### Goal
Pick every line from the data that holds the word "JSON".

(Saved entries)
------------------------------------------------
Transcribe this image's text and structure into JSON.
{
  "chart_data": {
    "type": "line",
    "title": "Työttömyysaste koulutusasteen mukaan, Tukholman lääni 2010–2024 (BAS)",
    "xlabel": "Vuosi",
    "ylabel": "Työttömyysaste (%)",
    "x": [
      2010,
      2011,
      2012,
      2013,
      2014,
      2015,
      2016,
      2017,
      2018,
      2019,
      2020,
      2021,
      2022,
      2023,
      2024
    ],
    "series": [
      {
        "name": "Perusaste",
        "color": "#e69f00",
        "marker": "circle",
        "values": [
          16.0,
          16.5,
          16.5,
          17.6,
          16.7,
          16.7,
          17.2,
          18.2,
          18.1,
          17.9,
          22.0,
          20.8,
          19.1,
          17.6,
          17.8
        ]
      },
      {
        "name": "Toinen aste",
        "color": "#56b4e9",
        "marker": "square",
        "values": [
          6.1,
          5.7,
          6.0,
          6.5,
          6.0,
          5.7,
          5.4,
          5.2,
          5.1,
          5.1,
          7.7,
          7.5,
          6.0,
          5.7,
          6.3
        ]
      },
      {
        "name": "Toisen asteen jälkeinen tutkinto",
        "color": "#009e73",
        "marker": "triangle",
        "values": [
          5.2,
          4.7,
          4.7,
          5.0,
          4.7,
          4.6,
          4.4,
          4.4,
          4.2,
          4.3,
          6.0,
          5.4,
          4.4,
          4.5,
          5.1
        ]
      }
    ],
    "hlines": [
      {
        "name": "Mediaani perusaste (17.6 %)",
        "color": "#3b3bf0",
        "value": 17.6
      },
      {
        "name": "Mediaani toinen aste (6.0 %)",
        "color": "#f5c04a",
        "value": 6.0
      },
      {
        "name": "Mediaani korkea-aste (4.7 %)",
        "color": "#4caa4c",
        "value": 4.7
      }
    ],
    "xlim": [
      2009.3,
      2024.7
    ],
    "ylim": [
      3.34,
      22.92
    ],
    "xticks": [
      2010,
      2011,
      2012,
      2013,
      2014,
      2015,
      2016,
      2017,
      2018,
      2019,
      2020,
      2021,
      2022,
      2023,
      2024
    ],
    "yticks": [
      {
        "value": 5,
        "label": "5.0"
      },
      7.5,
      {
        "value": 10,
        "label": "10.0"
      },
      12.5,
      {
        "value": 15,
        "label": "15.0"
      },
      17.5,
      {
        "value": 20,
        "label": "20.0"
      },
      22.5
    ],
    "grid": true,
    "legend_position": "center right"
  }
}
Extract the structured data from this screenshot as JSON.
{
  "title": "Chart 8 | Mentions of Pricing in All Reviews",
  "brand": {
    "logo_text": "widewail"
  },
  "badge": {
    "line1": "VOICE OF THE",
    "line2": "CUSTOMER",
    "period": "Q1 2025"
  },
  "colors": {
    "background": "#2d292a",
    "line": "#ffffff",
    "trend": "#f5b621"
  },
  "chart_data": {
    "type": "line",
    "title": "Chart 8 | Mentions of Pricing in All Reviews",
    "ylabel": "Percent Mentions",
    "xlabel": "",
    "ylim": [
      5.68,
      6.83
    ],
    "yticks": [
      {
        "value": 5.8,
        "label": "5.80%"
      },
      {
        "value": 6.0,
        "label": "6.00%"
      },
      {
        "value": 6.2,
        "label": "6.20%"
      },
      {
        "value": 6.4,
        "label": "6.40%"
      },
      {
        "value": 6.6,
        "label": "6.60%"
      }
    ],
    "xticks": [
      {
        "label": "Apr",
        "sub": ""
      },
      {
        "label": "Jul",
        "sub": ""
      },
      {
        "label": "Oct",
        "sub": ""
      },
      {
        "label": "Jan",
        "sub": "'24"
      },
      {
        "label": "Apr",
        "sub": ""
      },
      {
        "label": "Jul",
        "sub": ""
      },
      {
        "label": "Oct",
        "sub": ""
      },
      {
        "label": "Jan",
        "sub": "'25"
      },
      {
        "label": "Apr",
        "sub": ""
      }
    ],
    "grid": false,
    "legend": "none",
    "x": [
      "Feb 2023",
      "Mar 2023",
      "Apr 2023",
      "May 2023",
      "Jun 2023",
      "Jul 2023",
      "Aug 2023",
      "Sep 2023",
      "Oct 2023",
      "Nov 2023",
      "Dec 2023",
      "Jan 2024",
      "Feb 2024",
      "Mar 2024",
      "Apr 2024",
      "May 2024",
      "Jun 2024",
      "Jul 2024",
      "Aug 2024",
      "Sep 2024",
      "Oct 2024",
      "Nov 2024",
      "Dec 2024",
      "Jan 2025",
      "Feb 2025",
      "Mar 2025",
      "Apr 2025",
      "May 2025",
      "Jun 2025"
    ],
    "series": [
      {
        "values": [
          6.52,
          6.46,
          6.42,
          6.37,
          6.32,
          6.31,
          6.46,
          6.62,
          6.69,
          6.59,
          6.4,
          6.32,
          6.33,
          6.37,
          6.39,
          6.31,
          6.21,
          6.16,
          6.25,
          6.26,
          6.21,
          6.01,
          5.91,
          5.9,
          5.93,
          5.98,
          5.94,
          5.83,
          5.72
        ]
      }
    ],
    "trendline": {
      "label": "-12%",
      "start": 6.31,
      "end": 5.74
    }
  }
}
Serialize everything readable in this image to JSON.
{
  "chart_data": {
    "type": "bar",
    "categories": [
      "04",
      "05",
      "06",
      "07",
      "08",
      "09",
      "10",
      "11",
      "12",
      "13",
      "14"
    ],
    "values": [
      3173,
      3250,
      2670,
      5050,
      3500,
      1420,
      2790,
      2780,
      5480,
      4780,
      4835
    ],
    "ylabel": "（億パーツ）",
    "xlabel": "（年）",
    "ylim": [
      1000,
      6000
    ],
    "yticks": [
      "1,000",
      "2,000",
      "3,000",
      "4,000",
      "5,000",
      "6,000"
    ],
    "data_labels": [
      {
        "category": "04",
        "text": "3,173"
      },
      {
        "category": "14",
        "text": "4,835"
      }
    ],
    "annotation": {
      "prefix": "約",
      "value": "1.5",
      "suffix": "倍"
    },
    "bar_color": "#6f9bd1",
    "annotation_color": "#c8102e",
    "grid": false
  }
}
------------------------------------------------
### Problem solution
Transcribe this image's text and structure into JSON.
Extract the structured data from this screenshot as JSON.
Serialize everything readable in this image to JSON.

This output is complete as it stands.